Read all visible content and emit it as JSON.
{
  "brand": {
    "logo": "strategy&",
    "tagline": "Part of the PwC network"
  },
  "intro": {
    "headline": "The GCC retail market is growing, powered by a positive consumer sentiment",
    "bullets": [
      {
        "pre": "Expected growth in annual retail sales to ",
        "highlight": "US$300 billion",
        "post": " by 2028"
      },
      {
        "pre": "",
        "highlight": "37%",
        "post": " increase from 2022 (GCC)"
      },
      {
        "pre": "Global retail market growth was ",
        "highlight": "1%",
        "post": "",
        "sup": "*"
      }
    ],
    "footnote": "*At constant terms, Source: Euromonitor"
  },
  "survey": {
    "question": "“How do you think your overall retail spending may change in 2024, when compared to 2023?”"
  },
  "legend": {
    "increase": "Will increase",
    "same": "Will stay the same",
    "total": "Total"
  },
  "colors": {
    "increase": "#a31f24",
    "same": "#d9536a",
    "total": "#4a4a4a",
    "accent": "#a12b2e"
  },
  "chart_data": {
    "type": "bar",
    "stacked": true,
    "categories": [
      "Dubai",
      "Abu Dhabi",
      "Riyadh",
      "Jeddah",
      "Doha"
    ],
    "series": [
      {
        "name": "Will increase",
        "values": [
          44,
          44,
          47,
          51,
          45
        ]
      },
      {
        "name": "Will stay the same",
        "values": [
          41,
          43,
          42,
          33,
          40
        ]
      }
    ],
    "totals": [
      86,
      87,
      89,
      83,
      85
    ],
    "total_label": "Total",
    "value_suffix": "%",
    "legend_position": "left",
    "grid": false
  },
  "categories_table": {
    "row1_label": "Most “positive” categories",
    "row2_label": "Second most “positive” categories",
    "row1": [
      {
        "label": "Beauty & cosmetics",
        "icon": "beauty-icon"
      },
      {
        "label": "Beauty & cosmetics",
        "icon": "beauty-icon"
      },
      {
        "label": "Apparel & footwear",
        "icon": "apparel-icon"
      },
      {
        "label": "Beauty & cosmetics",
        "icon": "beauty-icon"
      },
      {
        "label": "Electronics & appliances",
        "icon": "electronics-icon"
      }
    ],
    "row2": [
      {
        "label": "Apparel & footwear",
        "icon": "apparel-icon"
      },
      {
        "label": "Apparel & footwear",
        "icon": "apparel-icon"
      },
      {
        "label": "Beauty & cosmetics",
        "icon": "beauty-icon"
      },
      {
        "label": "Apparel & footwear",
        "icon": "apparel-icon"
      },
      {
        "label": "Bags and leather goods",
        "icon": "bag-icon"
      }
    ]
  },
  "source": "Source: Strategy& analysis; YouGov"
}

● ● ● ● ●

Copy out each line in the preceding records that contains "positive".

    "headline": "The GCC retail market is growing, powered by a positive consumer sentiment",
    "row1_label": "Most “positive” categories",
    "row2_label": "Second most “positive” categories",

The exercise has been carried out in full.